▶ **Yapılacak görevler**:
**1)** Lütfi Kırdar metnine göre hastane bina zemininde kaç izolatör bulunuyor?
**2)** Lütfi Kırdar metnini bittiği yerden itibaren sürdürün.

Cumhurbaşkanı Recep Tayyip Erdoğan, Kartal Dr. Lütfi Kırdar Şehir Hastanesi'nin İstanbul'a yakışır bir eser olmasının yanı sıra çevreye duyarlı, depreme dayanıklı olmasını istediklerini belirterek, "Hastane bina zemininde bulunan 855 izolatörle İstanbul'un depreme en hazırlıklı, en dayanıklı tesislerinden birisi olmuştur" dedi.
Dr. Lütfi Kırdar'ın vefatının son derece trajik olduğunu anlatan Erdoğan, şöyle devam etti:
"Yassıada mahkemelerinin acımasızlığından payını alanlardan biri de merhum Lütfi Kırdar'dır. Lütfi Kırdar, Yassıada'da birçok uyduruk davadan yargılanmıştır. Bunlardan birisi CHP'nin kışkırtmasıyla düzenlenen 28-29 Nisan öğrenci olaylarıdır. Öğrencilerin öldürüldüğü, hatta kıyma makinesine atıldığı gibi pek çok yalanın havada uçuştuğu yargılamalar sırasında Mahkeme Başkanı, Lütfi Kırdar'ı huzuruna çağırır. Mahkeme Başkanı malum Salim Başol, merhum Kırdar'a görevi ve davayla hiçbir alakası olmayan şu soruyu sorar: 'İstanbul'a büyük hizmetler yapmış bir kimsesiniz. Neden CHP'den istifa ederek Demokrat Parti'ye geçtiniz?' Merhum Lütfi Kırdar, 'Demokrat Parti...' diyerek söze başladığı esnada birden fenalaşır ve sandalyeye oturmak için izin ister. Ancak Mahkeme Başkanı buna müsaade etmez. İğrenç iftiralar ve hakaretlere maruz kalan Lütfi Kırdar'ın kalbi bu kadar haksızlığa daha fazla dayanamaz. 17 Şubat'ta iki askerin kollarında mahkeme salonundan çıkarılırken oğlu ve yol arkadaşlarının gözleri önünde vefat eder."

▶ **Alıntılanan satırlar**:

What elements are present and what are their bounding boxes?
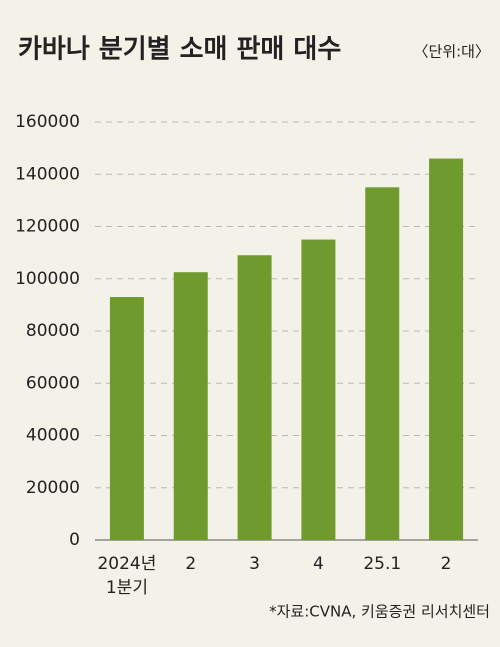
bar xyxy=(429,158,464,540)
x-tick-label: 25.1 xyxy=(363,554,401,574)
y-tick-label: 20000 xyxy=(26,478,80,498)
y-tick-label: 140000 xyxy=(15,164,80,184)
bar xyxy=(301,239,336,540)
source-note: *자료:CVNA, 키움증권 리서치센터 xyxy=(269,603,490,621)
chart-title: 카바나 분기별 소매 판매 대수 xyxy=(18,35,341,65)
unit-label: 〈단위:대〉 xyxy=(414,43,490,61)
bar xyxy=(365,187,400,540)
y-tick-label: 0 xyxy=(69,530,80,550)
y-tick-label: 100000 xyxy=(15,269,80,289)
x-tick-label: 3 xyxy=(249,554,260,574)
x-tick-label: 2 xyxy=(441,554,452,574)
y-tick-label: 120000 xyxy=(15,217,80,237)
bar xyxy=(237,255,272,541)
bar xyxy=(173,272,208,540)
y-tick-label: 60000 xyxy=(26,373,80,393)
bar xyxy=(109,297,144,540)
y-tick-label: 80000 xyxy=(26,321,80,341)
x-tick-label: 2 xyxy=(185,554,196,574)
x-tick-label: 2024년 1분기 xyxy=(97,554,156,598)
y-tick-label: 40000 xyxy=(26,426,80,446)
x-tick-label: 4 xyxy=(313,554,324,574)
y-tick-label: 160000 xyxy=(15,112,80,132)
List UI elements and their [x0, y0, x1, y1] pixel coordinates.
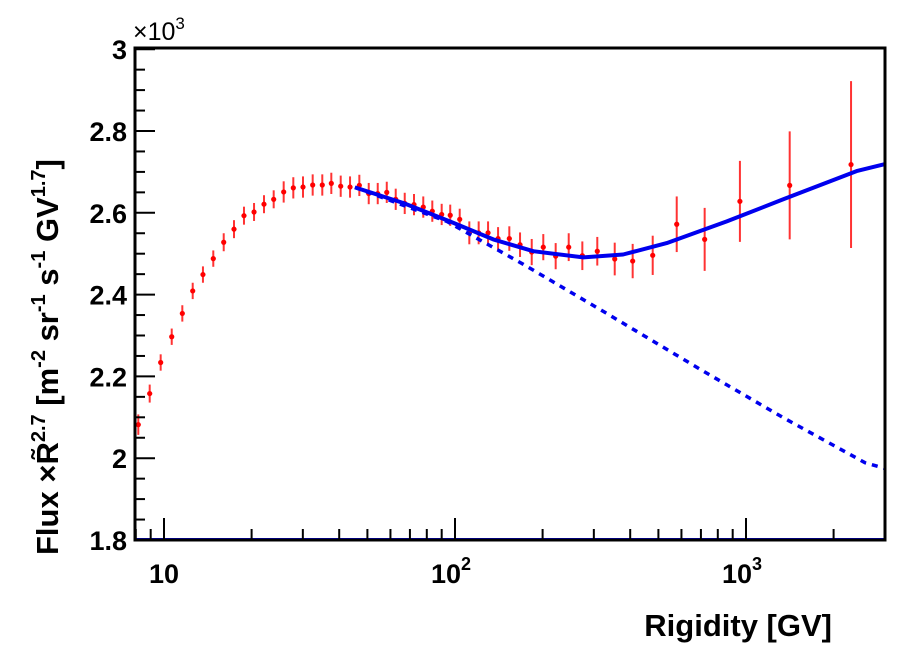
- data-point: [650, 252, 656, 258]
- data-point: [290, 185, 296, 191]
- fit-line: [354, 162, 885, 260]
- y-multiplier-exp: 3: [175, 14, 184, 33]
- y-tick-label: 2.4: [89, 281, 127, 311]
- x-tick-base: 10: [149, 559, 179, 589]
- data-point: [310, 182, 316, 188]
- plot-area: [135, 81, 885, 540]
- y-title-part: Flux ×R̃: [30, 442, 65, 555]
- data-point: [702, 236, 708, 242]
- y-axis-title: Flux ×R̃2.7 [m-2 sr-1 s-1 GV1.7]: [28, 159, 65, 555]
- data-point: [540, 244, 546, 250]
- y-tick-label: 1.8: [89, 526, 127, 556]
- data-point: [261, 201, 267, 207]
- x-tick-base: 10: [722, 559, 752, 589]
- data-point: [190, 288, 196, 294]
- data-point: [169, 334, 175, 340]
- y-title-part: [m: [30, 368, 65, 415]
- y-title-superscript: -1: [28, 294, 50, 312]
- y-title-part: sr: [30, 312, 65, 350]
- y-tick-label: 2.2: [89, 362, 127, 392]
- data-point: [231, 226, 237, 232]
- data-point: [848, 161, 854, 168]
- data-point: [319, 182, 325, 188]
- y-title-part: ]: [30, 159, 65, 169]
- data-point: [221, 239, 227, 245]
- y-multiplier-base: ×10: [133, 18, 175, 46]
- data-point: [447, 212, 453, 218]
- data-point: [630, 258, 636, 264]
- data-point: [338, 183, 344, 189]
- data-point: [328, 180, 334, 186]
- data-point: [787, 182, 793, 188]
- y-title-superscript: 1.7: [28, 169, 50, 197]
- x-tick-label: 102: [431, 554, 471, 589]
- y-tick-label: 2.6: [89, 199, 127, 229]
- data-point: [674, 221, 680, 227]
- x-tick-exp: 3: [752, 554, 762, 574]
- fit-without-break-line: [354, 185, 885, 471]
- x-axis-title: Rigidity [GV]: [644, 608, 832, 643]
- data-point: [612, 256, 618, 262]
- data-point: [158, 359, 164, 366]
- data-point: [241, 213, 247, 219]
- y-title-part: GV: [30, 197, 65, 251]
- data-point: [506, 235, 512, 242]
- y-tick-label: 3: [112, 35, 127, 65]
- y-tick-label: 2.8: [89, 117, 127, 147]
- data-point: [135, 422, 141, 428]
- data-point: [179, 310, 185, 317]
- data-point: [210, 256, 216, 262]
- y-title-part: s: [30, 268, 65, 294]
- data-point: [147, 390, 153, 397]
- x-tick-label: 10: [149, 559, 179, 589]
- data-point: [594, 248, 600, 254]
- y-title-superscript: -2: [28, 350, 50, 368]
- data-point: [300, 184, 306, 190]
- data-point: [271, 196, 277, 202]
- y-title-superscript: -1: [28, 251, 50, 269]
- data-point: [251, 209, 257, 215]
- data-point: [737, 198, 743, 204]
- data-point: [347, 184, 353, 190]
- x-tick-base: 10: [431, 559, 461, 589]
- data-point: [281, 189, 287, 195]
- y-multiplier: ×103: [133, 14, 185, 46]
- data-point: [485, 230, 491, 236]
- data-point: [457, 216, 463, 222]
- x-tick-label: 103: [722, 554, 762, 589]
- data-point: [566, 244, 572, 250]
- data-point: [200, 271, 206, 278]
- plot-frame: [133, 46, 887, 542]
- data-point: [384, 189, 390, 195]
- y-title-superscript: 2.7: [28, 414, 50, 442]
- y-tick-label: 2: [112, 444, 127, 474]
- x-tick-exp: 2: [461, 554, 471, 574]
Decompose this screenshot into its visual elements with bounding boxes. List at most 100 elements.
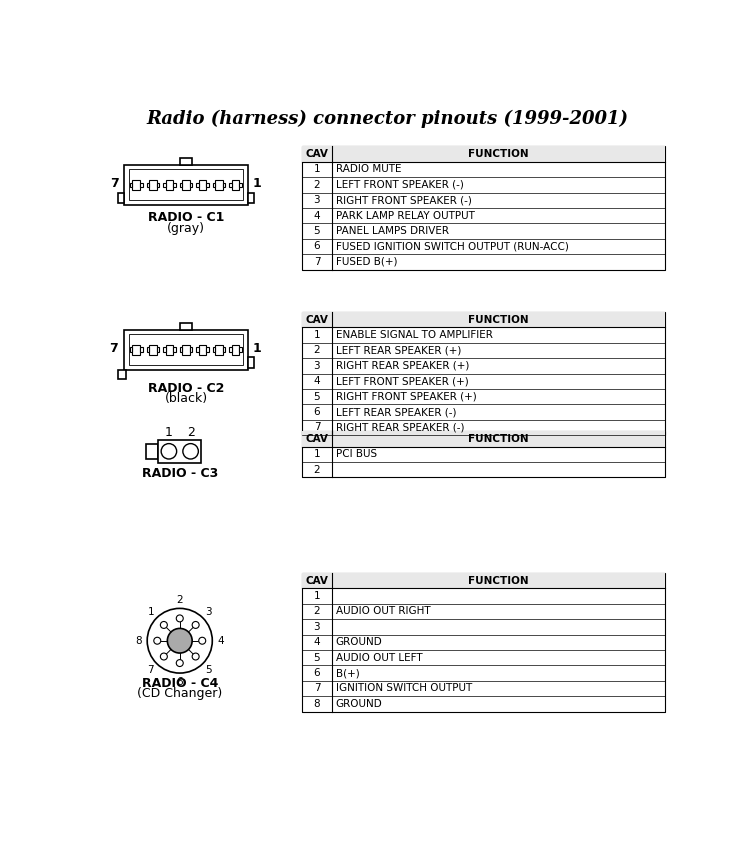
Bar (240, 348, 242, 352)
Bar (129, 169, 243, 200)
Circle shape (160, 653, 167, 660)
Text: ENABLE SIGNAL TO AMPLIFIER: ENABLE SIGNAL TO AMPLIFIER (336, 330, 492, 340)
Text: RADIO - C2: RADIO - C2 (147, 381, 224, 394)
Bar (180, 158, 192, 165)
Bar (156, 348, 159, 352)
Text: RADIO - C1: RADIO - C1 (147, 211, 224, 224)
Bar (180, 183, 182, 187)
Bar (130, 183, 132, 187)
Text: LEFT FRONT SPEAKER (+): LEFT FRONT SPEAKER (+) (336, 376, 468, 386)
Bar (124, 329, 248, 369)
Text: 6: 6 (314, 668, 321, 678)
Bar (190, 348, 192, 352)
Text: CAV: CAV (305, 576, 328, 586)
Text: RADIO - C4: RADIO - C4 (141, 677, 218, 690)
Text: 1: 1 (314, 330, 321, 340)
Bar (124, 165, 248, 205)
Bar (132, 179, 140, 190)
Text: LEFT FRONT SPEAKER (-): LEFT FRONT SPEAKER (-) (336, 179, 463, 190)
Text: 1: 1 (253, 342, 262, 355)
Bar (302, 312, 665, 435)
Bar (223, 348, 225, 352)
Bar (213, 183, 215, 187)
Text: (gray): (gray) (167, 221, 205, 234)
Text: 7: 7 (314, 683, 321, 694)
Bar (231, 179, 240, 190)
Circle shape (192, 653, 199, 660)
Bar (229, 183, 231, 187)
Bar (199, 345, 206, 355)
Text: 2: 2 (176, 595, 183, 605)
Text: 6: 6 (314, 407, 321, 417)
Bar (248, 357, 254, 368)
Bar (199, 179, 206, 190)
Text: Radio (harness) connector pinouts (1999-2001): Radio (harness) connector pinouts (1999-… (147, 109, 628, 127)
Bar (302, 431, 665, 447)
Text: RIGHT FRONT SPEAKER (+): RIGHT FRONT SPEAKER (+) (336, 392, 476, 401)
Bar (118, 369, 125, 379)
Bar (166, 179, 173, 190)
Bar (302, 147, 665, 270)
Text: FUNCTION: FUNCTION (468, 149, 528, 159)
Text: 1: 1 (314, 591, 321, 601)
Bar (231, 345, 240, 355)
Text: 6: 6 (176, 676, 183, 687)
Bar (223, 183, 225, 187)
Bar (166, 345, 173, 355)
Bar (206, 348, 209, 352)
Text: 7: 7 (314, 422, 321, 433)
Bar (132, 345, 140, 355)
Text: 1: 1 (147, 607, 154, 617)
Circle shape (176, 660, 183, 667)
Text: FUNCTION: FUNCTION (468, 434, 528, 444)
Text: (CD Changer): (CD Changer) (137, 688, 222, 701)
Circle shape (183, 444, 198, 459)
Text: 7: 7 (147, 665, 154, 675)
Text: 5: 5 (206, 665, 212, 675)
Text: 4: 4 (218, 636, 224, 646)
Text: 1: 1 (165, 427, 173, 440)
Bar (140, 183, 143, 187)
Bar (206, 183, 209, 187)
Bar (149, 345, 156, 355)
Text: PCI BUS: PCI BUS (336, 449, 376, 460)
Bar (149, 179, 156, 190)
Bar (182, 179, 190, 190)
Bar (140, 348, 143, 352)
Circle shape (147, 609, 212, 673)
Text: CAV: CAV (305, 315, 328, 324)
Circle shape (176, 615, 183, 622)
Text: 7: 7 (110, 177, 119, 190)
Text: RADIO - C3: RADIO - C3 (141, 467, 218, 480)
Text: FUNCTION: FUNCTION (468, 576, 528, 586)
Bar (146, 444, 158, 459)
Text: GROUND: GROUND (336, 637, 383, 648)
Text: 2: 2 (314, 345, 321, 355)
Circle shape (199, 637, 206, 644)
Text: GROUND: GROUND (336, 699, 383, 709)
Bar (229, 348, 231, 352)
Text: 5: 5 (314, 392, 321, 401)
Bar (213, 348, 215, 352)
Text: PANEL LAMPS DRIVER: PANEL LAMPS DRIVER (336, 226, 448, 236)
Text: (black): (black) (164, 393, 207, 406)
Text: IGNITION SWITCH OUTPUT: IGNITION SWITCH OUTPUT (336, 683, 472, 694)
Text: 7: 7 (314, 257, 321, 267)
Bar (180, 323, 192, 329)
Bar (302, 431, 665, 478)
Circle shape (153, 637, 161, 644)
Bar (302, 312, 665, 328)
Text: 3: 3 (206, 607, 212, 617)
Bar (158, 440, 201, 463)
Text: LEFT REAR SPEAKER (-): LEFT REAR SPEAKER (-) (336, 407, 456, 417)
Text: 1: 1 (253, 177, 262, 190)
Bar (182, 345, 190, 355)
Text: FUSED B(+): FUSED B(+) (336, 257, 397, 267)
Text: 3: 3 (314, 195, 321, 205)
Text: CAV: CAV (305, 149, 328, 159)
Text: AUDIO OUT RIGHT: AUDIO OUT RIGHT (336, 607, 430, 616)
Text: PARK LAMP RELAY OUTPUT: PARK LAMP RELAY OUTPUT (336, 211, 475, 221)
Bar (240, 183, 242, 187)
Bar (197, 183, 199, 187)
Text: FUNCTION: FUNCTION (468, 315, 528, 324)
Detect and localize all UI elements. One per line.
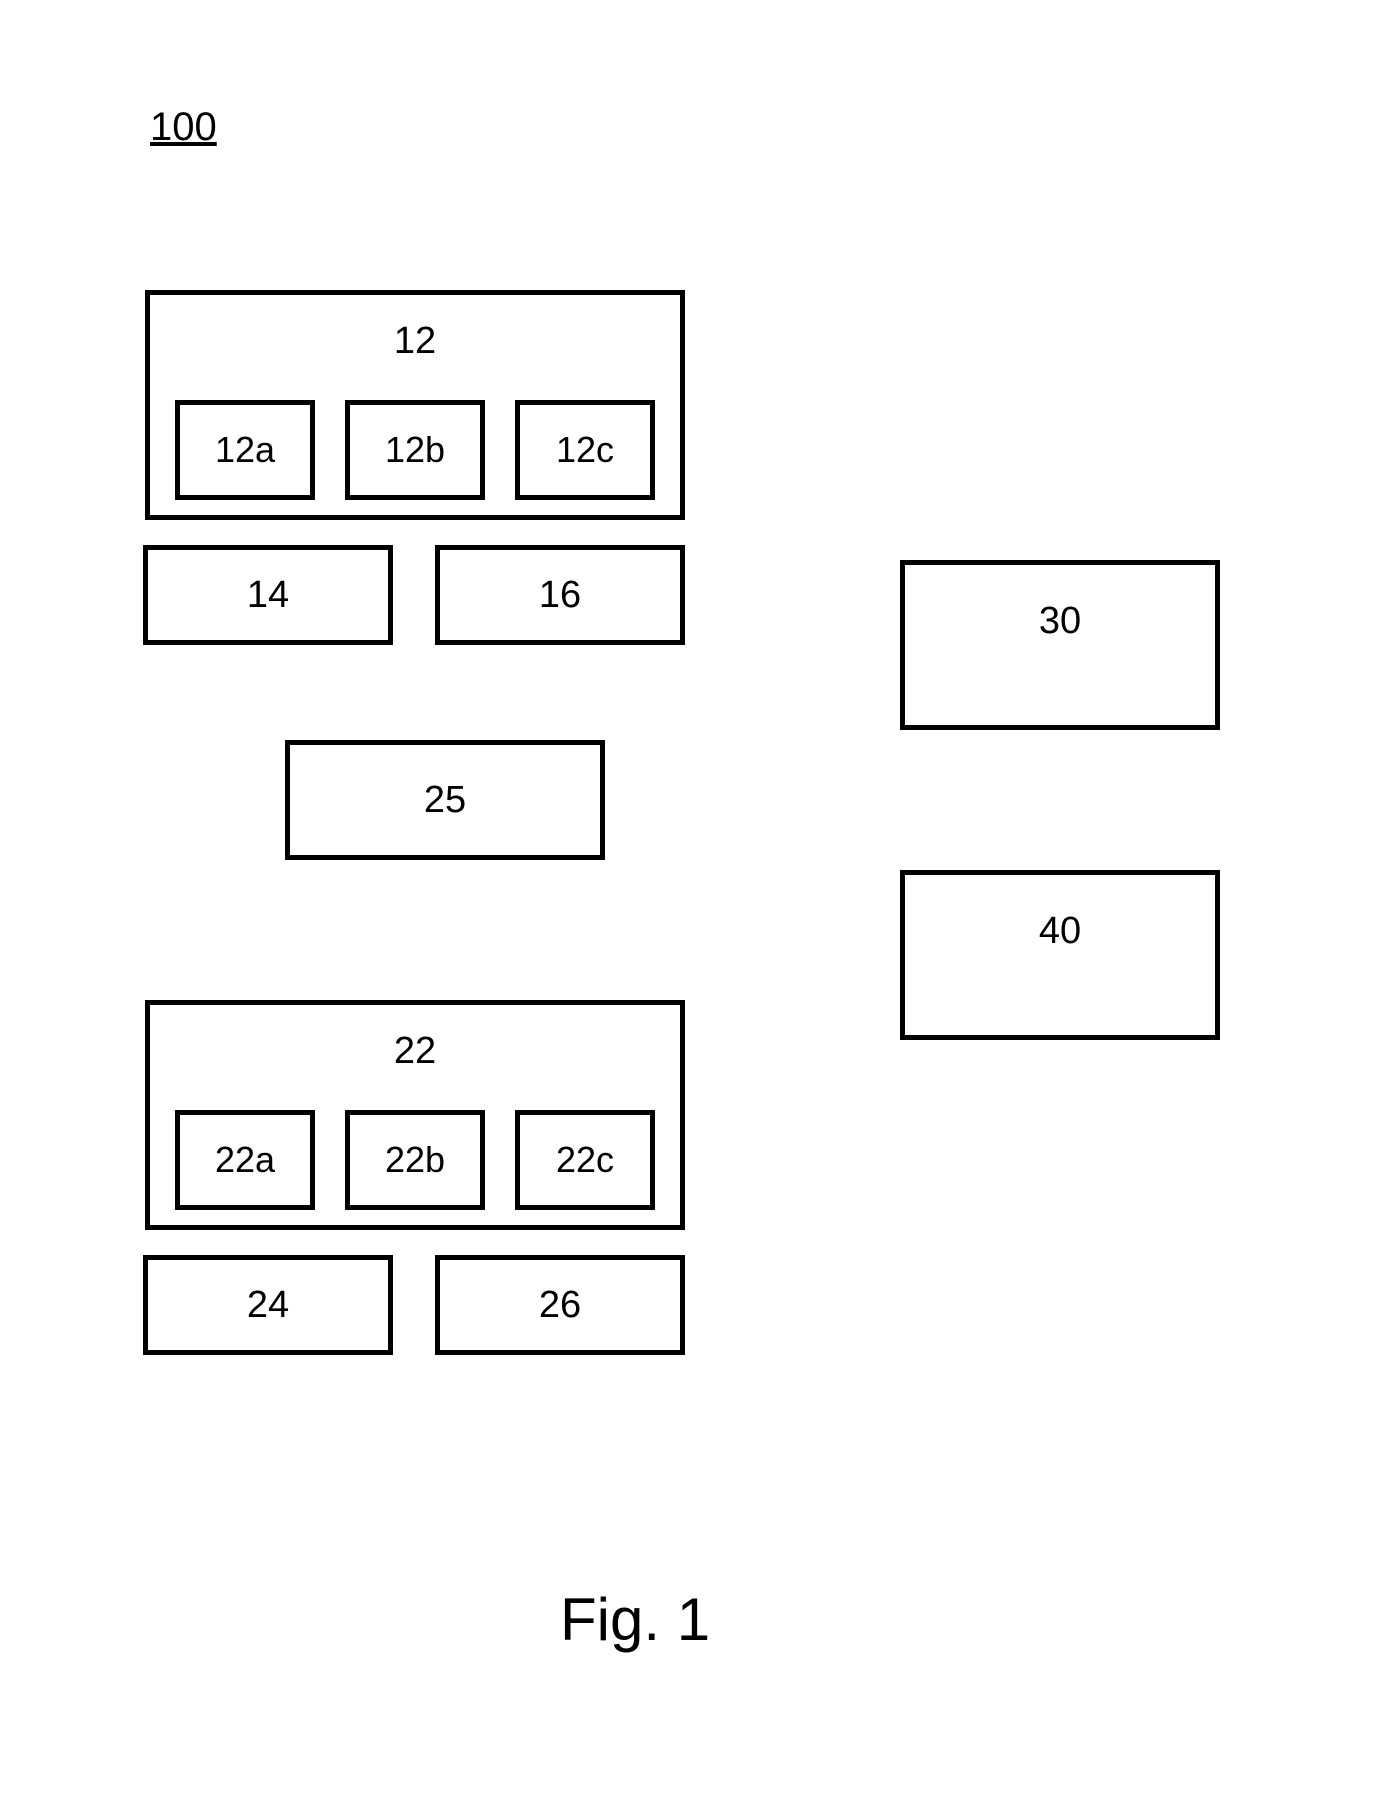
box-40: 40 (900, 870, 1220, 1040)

▶ **Görev yanıtları**:
**1)** 855 izolatör.

**2)**
'Milletimiz bu insanları bağrına basmıştır'
Cumhurbaşkanı Erdoğan, Lütfi Kırdar'ın vefatından üç gün önce ailesine yazdığı mektubun, onun asaletini, metanetini, millet ve memleket sevdasını göstermesi bakımından çok önemli olduğunu belirterek, söz konusu mektuptan şu cümleleri aktardı:
"Muhterem eşim, aziz oğlum inşallah hep iyisiniz. Ben de iyiyim. Şimdi bu mektubu yazdıktan sonra hazırlanarak vazifeye gideceğim. Vazife diyorum, çünkü yazdığınız gibi kabul etmek lazım. Bu da hizmetlerimizin bir hesap vermesi, hayırlısı Allah'tandır. Hakikaten vicdanen çok huzurluyum, çok rahatım. Çünkü hayatımda daima yalnız dürüst değil aynı zamanda feragatle çalıştım. Bu sıkıntılarımı kadere atfediyorum. Ne olacaksa olsun, siz üzülmeyin."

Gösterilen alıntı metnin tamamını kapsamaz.